DATA FOR THIS EXERCISE —
********************

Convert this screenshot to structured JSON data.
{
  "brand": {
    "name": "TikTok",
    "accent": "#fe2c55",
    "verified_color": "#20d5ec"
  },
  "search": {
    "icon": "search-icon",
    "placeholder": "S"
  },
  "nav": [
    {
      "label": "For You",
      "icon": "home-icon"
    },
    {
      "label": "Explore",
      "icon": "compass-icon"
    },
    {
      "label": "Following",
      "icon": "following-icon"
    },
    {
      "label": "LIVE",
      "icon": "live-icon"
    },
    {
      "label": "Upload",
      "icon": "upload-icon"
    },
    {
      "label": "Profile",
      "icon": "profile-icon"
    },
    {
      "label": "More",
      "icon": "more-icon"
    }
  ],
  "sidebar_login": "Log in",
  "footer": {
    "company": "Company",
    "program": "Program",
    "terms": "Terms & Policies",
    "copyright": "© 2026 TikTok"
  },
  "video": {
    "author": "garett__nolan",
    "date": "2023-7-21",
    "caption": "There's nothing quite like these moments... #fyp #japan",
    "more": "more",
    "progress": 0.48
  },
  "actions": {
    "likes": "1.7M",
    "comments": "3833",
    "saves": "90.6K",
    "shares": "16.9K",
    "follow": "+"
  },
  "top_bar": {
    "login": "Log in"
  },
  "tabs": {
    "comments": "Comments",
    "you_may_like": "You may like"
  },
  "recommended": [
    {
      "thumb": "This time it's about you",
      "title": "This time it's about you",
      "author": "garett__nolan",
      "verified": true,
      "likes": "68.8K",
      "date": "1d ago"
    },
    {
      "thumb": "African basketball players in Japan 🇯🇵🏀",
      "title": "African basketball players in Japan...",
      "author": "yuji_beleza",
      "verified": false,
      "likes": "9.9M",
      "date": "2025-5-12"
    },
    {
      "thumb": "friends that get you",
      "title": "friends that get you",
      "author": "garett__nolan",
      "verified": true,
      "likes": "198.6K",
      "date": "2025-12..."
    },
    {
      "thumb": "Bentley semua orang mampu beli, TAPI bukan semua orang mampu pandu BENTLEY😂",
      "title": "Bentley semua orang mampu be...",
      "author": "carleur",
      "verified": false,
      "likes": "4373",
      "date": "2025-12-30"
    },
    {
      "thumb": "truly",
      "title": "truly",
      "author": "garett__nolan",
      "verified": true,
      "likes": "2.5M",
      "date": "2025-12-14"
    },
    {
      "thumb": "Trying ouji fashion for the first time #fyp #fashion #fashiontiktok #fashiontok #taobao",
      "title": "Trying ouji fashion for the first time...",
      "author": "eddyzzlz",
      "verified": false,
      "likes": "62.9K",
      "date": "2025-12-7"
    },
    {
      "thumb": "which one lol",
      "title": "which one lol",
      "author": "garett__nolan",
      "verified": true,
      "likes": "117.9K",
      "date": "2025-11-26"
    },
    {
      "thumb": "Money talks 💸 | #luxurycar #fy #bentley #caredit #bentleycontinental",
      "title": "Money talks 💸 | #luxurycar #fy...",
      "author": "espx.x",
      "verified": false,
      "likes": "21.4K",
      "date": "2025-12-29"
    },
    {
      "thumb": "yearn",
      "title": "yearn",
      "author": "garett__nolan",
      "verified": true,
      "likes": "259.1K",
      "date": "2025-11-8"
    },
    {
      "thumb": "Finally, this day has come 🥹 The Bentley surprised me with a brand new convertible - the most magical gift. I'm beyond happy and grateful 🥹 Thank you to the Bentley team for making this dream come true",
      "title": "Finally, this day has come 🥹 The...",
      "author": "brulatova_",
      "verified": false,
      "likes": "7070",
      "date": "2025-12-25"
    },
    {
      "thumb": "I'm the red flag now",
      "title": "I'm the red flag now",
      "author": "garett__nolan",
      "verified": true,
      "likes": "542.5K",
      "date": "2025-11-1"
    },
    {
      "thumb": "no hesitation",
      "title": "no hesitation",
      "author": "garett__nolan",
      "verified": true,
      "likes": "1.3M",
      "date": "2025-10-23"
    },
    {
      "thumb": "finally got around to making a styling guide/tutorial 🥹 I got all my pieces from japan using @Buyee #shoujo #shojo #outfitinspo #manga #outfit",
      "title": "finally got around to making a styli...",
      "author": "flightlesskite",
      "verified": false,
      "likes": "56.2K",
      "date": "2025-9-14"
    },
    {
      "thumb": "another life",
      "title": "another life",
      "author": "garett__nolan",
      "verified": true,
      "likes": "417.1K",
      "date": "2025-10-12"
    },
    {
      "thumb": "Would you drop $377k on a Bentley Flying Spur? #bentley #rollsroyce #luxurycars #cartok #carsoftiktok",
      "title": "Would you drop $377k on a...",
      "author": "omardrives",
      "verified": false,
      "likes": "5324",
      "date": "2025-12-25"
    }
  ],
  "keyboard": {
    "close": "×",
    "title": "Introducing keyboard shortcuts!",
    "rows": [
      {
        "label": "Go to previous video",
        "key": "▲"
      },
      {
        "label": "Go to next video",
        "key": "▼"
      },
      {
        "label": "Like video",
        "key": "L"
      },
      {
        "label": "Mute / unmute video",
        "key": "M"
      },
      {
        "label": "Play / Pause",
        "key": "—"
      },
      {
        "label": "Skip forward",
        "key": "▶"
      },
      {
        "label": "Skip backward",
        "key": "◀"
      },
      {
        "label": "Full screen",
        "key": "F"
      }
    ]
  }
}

********************

EXERCISE TASK — From the entries above, copy each line holding "Money".

REPLY —
      "thumb": "Money talks 💸 | #luxurycar #fy #bentley #caredit #bentleycontinental",
      "title": "Money talks 💸 | #luxurycar #fy...",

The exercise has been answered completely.